[Exercise goal] Note how many lines hold "Load" and report that number by itself.

[Given data]
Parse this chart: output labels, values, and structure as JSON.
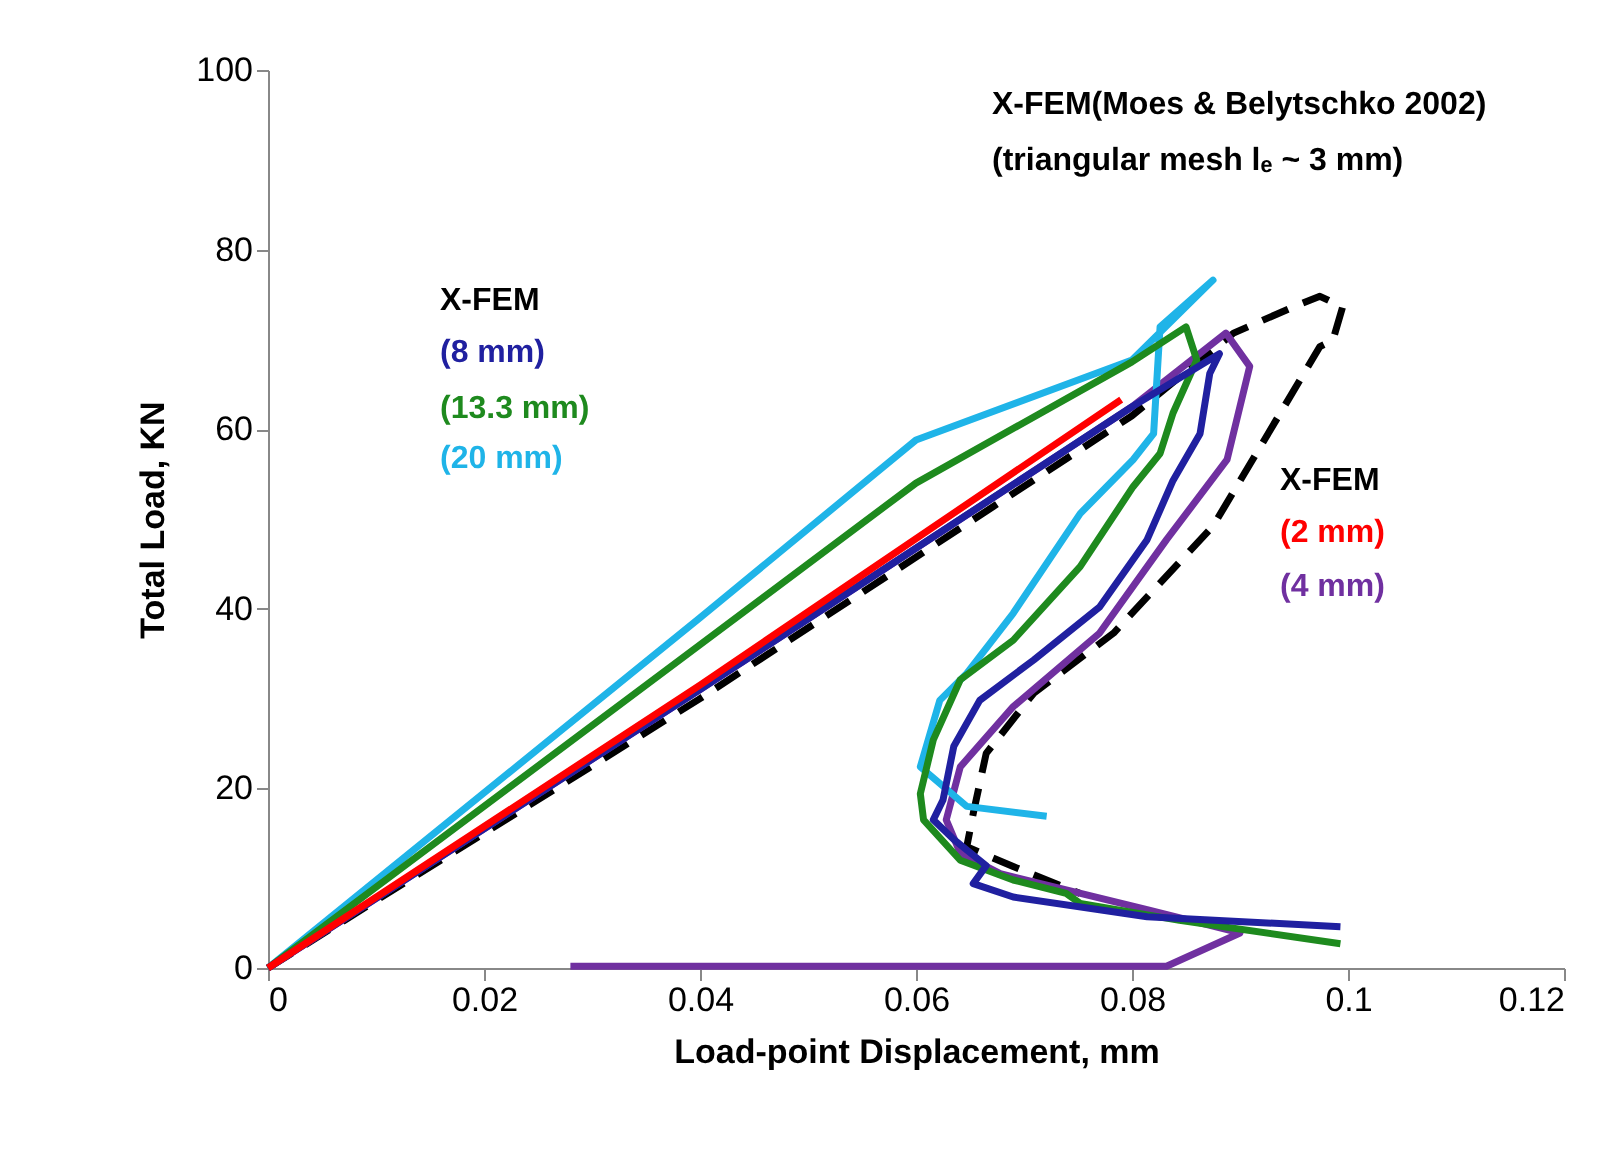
{
  "chart_data": {
    "type": "line",
    "xlabel": "Load-point Displacement, mm",
    "ylabel": "Total Load, KN",
    "xlim": [
      0,
      0.12
    ],
    "xticks": [
      0,
      0.02,
      0.04,
      0.06,
      0.08,
      0.1,
      0.12
    ],
    "ylim": [
      0,
      100
    ],
    "yticks": [
      0,
      20,
      40,
      60,
      80,
      100
    ],
    "grid": false,
    "legend": false,
    "marker": "none",
    "series": [
      {
        "color": "#000000",
        "line_style": "dashed",
        "x": [
          0,
          0.04,
          0.08,
          0.0894,
          0.0949,
          0.0974,
          0.0995,
          0.0986,
          0.0974,
          0.0875,
          0.0783,
          0.0709,
          0.0665,
          0.0653,
          0.0647,
          0.069,
          0.0752
        ],
        "values": [
          0,
          30,
          61.5,
          70.7,
          73.6,
          74.8,
          73.6,
          69.9,
          69.2,
          49.2,
          37.3,
          30.6,
          23.9,
          17.2,
          13.5,
          11.3,
          8.3
        ]
      },
      {
        "name": "(4 mm)",
        "color": "#7030a0",
        "x": [
          0,
          0.04,
          0.08,
          0.0887,
          0.0909,
          0.0888,
          0.0832,
          0.077,
          0.069,
          0.0641,
          0.0628,
          0.0641,
          0.0678,
          0.0814,
          0.09,
          0.0832,
          0.028
        ],
        "values": [
          0,
          31,
          62.5,
          70.7,
          67,
          56.6,
          47.7,
          37.3,
          29.1,
          22.4,
          16.5,
          12.8,
          10.5,
          6.5,
          3.9,
          0.2,
          0.2
        ]
      },
      {
        "name": "(20 mm)",
        "color": "#1fb4e8",
        "x": [
          0,
          0.04,
          0.06,
          0.08,
          0.0875,
          0.0826,
          0.082,
          0.0801,
          0.0752,
          0.069,
          0.0647,
          0.0622,
          0.0604,
          0.0647,
          0.0721
        ],
        "values": [
          0,
          39,
          58.8,
          67.7,
          76.6,
          71.4,
          59.5,
          56.6,
          50.6,
          39.5,
          32.8,
          29.8,
          22.4,
          18,
          16.9
        ]
      },
      {
        "name": "(13.3 mm)",
        "color": "#1e8a1e",
        "x": [
          0,
          0.04,
          0.06,
          0.08,
          0.085,
          0.086,
          0.0838,
          0.0826,
          0.0801,
          0.0752,
          0.069,
          0.0641,
          0.0616,
          0.0604,
          0.0607,
          0.0641,
          0.069,
          0.0739,
          0.0752,
          0.0844,
          0.0993
        ],
        "values": [
          0,
          36,
          54,
          67.5,
          71.4,
          67.7,
          61.8,
          57.3,
          53.6,
          44.7,
          36.5,
          32.1,
          25.4,
          19.4,
          16.5,
          12,
          9.8,
          8.3,
          7.2,
          5.3,
          2.7
        ]
      },
      {
        "name": "(8 mm)",
        "color": "#2020a0",
        "x": [
          0,
          0.04,
          0.08,
          0.0881,
          0.0872,
          0.0863,
          0.0838,
          0.0814,
          0.077,
          0.0709,
          0.0659,
          0.0635,
          0.0625,
          0.0616,
          0.0635,
          0.0665,
          0.0653,
          0.069,
          0.0814,
          0.0993
        ],
        "values": [
          0,
          31,
          62.5,
          68.4,
          66.2,
          59.5,
          54.3,
          47.7,
          40.2,
          34.3,
          29.8,
          24.7,
          18.7,
          16.5,
          14.3,
          11.4,
          9.4,
          7.9,
          5.7,
          4.6
        ]
      },
      {
        "name": "(2 mm)",
        "color": "#ff0000",
        "x": [
          0,
          0.04,
          0.079
        ],
        "values": [
          0,
          31.5,
          63.3
        ]
      }
    ],
    "annotations": [
      "X-FEM(Moes & Belytschko 2002)",
      "(triangular mesh lₑ ~ 3 mm)",
      "X-FEM",
      "X-FEM"
    ]
  }
}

[Response to the exercise] 2